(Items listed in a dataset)
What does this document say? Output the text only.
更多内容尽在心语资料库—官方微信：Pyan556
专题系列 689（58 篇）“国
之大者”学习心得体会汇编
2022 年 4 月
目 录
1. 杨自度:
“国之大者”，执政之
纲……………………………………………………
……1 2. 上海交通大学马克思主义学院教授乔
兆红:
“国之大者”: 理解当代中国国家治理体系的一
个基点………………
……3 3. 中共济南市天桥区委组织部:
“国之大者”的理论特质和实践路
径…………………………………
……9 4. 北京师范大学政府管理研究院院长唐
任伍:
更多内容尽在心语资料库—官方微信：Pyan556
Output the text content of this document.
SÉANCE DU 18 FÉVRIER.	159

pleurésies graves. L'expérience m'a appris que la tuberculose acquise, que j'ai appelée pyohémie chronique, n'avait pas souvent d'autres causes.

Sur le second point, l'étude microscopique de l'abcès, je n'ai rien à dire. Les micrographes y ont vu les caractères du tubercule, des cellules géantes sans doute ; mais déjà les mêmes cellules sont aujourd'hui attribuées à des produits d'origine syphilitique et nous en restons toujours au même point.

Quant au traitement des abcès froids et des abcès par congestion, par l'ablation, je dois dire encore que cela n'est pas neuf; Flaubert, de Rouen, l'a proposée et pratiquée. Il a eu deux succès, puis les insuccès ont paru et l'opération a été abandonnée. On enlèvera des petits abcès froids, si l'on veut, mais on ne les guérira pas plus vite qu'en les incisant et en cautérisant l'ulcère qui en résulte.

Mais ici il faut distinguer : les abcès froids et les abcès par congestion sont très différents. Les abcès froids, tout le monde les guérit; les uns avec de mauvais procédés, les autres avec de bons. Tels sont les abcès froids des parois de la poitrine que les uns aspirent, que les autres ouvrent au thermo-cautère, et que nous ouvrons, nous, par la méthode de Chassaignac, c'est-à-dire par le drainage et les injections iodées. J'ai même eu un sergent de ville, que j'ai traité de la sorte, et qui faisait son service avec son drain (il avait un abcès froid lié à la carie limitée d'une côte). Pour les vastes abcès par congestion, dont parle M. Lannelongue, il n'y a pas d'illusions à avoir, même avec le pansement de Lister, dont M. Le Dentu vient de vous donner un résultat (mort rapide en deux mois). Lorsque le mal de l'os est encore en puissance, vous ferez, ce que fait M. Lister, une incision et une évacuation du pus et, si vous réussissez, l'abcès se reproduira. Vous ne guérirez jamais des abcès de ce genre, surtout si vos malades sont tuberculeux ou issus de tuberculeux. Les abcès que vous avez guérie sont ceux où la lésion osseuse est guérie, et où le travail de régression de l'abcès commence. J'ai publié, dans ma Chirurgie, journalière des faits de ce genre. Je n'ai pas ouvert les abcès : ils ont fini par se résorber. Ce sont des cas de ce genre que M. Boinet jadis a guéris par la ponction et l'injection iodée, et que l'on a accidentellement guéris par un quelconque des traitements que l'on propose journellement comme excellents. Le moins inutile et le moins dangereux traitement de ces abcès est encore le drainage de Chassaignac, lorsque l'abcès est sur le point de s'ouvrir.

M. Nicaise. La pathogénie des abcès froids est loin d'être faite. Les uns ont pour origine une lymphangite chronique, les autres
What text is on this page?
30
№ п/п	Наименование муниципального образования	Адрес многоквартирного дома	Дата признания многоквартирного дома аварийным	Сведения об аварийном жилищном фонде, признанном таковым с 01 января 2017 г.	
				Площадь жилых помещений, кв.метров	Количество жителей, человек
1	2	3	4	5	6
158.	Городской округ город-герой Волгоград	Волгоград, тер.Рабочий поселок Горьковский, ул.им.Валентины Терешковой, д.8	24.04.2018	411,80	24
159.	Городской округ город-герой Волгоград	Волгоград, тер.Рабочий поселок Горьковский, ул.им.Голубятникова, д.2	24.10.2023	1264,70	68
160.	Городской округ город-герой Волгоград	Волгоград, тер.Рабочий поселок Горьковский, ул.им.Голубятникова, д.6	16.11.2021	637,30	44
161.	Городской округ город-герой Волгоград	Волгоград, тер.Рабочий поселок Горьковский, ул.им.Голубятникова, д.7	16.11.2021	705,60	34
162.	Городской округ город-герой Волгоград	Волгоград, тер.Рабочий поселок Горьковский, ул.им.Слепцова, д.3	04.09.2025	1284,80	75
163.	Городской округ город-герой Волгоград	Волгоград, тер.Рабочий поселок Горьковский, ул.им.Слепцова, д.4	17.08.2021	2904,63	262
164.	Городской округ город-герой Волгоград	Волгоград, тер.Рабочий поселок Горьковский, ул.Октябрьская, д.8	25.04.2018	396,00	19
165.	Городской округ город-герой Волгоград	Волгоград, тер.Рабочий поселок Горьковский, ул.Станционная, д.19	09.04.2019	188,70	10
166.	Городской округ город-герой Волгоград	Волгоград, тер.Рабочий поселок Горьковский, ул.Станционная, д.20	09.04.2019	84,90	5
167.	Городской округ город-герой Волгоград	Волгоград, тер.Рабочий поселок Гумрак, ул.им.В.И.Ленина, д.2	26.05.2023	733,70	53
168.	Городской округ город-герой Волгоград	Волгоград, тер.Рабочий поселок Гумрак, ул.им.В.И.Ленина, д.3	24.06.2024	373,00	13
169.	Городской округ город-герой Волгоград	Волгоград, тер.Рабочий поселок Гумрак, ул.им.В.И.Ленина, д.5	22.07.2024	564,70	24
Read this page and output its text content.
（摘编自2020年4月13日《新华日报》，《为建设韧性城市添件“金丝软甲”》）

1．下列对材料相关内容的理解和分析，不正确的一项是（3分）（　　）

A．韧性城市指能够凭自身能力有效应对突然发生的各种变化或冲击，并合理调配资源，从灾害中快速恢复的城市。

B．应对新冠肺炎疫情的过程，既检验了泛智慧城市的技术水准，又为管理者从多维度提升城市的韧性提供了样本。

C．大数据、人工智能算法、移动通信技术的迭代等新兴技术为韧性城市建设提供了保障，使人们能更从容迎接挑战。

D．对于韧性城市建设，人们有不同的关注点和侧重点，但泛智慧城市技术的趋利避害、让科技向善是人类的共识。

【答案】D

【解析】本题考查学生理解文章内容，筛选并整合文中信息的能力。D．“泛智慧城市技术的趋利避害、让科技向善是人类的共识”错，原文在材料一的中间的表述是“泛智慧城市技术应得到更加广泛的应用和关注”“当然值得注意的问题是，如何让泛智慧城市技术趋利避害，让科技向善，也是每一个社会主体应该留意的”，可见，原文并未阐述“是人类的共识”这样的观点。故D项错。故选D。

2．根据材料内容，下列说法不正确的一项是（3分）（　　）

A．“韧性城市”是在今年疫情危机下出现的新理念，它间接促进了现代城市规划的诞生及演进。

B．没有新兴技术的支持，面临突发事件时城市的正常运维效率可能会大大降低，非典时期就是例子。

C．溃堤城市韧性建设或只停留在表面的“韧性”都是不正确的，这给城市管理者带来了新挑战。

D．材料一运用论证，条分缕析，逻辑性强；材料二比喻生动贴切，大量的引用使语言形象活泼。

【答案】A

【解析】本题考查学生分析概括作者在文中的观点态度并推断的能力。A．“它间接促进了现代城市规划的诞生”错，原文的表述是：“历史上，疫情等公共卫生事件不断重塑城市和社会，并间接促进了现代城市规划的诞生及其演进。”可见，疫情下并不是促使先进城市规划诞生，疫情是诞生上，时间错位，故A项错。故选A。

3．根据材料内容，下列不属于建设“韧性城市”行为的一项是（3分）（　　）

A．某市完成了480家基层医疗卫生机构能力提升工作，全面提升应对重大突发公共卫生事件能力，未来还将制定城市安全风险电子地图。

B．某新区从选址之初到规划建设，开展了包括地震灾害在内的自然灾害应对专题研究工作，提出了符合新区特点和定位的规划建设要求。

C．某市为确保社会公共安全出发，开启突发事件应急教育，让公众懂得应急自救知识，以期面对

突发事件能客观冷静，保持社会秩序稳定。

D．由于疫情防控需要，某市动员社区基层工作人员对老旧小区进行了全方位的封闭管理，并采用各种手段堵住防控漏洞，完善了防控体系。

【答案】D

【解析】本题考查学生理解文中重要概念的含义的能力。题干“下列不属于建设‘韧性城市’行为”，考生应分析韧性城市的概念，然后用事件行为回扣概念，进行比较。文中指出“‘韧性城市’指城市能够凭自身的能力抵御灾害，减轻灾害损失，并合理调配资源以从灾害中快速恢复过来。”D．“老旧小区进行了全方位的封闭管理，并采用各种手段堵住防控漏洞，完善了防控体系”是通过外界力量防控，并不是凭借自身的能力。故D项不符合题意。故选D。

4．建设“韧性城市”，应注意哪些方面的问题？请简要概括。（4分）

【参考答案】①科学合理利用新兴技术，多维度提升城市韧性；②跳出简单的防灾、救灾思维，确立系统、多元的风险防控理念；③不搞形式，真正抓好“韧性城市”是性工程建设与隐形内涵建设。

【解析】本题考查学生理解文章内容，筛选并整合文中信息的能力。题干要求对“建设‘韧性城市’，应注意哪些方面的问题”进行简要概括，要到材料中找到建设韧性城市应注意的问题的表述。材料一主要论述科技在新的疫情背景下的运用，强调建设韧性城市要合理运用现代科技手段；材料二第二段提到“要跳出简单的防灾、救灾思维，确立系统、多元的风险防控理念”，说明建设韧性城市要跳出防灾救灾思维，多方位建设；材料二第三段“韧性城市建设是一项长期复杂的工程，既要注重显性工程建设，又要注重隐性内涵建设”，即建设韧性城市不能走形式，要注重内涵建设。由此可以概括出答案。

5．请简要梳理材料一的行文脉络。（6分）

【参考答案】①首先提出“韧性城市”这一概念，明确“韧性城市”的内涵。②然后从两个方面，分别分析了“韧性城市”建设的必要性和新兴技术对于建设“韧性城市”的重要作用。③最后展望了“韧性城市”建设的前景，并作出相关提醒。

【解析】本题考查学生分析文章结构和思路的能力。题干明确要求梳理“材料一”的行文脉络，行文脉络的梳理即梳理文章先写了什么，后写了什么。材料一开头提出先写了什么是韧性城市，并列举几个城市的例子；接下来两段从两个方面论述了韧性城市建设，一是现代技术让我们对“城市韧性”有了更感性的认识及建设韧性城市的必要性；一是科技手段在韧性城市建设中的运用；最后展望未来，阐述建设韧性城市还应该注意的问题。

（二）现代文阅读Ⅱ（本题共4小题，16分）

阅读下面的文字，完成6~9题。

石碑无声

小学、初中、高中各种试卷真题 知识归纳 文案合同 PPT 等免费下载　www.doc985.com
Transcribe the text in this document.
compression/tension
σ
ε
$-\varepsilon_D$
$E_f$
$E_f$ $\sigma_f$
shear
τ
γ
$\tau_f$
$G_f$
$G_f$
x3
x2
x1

*DIRECTIVE*.
Starting with the line that contains "Transcribe the text in this document.", print each line through the last one in the listing. Include both end lines and add nothing.

*WRITTEN ANSWER*.
Transcribe the text in this document.
compression/tension
σ
ε
$-\varepsilon_D$
$E_f$
$E_f$ $\sigma_f$
shear
τ
γ
$\tau_f$
$G_f$
$G_f$
x3
x2
x1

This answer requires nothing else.